§ **WHAT IS REQUIRED**
Count how many lines hold the word "factor" and give that number as the whole answer.

§ **TASK MATERIAL**
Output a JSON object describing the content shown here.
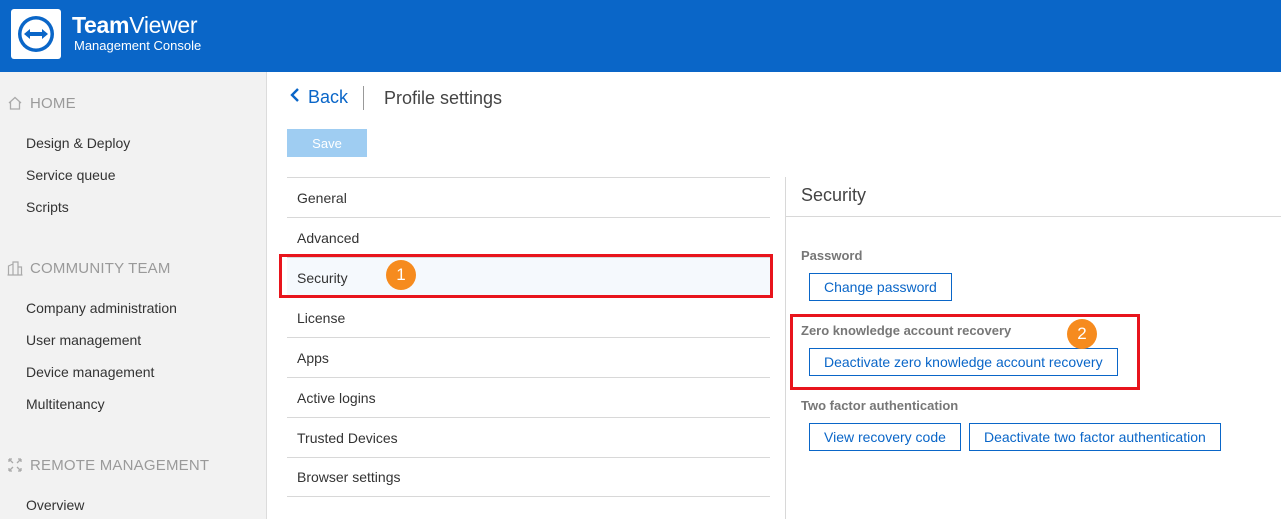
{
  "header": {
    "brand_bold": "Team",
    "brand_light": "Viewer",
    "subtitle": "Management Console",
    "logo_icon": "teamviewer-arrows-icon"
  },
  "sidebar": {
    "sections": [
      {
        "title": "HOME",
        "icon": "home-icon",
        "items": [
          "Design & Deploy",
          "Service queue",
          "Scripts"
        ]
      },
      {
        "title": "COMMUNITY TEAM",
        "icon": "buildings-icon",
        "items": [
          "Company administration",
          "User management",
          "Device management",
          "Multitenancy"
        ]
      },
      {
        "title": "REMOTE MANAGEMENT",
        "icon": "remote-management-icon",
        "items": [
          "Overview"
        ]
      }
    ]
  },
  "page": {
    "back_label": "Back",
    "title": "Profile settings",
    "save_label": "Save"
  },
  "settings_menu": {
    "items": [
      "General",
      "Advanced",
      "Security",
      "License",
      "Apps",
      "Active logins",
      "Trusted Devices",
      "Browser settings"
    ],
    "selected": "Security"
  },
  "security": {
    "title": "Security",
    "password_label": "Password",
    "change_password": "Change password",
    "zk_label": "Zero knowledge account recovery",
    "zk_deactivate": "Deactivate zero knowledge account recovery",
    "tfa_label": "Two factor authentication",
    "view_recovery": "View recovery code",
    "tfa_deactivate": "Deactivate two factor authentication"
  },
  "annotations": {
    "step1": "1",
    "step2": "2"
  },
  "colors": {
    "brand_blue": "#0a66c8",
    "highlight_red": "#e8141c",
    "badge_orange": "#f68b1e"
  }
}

§ **SOLUTION TO THE EXERCISE**
2